- MATERIAL PROVIDED
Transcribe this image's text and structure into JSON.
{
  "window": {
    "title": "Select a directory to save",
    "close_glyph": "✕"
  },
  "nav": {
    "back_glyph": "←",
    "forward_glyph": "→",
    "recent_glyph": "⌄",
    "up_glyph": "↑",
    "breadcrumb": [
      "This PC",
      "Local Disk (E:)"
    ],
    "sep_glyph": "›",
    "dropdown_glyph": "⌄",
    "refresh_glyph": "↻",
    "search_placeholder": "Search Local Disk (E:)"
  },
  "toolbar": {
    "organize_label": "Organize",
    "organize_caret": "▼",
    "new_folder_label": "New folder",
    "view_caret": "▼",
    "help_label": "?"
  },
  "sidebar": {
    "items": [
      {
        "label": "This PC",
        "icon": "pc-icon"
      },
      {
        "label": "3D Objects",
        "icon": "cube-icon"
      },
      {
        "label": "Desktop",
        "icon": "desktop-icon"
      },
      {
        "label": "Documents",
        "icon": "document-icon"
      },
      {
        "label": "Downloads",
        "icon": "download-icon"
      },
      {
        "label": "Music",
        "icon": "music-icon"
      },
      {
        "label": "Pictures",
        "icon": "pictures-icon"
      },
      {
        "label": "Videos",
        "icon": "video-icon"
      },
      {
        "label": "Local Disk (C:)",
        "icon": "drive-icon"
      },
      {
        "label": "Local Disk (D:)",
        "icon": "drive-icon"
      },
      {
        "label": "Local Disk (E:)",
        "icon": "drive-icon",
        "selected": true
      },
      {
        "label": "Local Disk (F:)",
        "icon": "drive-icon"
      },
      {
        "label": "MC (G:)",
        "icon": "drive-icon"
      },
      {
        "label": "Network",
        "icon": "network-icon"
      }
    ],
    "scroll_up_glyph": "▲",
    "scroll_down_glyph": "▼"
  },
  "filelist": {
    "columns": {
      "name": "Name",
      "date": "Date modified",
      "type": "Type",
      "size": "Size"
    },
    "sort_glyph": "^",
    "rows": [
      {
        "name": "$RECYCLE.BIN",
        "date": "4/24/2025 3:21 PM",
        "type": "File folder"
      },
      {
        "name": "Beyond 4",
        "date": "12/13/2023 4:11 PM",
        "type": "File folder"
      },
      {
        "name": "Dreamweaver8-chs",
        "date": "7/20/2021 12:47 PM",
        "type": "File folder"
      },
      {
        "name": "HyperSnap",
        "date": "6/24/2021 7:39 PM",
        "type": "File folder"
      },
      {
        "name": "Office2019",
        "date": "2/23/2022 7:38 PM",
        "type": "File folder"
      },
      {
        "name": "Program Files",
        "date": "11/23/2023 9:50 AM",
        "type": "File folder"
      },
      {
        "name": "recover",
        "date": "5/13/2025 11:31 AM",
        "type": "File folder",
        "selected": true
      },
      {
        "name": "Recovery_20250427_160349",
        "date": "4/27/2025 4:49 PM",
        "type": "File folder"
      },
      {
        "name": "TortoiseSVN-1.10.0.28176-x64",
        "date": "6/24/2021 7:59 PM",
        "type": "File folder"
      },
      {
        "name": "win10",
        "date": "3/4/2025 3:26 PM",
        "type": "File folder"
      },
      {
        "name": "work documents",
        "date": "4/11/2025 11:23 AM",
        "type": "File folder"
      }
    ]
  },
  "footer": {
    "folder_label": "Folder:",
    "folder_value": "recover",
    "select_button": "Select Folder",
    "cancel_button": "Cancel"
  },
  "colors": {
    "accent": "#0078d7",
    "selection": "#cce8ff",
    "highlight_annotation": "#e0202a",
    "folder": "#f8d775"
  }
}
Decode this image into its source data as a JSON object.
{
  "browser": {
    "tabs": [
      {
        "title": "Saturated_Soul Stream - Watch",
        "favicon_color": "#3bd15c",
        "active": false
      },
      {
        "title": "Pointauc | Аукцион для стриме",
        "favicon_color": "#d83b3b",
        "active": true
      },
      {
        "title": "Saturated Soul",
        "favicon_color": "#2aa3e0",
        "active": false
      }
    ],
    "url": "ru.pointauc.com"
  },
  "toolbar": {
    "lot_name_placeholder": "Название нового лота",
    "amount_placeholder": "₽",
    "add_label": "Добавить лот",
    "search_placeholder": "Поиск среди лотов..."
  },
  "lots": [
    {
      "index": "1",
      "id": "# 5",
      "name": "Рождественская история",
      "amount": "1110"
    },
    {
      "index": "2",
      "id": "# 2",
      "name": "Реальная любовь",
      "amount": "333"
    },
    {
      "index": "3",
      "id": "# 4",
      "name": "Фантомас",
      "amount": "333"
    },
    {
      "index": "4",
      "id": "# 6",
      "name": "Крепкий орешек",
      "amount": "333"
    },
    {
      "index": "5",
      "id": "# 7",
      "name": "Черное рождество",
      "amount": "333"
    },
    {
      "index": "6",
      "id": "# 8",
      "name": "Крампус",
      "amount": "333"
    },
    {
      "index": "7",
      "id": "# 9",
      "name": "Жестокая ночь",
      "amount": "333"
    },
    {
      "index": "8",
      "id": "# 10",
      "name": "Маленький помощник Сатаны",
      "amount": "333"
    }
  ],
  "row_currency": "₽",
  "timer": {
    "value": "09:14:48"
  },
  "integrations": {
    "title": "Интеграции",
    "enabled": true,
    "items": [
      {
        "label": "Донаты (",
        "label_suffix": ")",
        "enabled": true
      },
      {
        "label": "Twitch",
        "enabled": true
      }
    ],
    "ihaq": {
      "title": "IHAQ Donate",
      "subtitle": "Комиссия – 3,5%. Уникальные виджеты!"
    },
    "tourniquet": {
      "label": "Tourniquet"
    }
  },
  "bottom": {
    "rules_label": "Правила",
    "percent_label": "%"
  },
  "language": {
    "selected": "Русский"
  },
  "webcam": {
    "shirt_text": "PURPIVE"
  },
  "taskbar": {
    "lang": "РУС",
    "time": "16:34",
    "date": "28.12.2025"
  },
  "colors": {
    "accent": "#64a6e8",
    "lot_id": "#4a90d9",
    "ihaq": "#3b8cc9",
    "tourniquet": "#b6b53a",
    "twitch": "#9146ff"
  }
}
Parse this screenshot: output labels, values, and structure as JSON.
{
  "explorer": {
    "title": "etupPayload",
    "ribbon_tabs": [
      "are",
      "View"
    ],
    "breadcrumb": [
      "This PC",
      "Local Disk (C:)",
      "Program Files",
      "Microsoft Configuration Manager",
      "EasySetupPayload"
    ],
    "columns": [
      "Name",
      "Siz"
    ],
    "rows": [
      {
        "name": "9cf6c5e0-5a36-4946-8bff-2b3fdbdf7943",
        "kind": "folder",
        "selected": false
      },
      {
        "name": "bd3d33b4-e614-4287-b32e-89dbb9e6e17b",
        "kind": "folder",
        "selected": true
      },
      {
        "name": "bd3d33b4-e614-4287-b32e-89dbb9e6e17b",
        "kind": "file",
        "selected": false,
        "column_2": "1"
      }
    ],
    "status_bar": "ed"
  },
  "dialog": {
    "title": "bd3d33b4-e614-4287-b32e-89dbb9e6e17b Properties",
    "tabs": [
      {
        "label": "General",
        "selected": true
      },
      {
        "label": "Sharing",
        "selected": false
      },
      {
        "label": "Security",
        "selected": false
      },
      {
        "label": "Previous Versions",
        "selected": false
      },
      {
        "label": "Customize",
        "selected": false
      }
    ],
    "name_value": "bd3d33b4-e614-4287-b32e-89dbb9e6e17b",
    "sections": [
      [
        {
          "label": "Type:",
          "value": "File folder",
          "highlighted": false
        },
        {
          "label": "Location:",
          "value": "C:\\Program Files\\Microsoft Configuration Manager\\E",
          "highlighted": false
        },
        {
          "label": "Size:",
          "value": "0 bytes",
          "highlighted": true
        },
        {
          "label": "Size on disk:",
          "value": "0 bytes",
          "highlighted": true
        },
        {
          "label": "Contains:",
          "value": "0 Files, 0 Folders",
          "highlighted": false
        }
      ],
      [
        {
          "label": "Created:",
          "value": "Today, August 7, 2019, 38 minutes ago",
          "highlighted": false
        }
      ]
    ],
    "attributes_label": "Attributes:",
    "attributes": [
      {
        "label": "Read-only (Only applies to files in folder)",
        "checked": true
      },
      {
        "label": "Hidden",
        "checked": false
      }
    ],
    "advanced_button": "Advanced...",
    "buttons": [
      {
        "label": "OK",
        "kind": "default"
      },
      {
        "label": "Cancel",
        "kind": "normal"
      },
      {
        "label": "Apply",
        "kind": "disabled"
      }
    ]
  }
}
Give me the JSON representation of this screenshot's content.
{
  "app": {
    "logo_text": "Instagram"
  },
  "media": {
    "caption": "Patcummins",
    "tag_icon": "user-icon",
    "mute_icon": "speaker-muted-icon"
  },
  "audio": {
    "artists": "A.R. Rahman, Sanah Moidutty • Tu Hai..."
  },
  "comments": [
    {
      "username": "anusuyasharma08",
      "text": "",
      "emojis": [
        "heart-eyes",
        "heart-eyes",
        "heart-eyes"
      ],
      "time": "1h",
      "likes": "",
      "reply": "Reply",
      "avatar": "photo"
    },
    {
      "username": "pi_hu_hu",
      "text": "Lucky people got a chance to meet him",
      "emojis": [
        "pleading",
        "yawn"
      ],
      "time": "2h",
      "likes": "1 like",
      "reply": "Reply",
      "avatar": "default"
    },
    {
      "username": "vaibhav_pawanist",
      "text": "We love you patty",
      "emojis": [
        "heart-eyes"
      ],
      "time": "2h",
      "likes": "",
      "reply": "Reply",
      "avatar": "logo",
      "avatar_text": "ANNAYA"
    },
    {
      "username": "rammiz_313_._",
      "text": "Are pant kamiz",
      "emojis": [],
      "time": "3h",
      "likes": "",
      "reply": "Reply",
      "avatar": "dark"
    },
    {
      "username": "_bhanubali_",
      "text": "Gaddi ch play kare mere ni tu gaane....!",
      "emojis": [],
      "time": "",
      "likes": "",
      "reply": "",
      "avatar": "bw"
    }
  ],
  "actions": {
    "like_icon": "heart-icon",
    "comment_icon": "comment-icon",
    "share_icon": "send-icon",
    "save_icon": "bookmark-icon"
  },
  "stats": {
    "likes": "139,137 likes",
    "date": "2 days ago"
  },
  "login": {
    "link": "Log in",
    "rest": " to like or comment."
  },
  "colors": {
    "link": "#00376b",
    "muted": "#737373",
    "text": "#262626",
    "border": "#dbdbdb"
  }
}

- SHORT TASK
Track down all lines above with the string "Configuration" and copy them.

- OUTPUT FOR THIS EXERCISE
      "Microsoft Configuration Manager",
          "value": "C:\\Program Files\\Microsoft Configuration Manager\\E",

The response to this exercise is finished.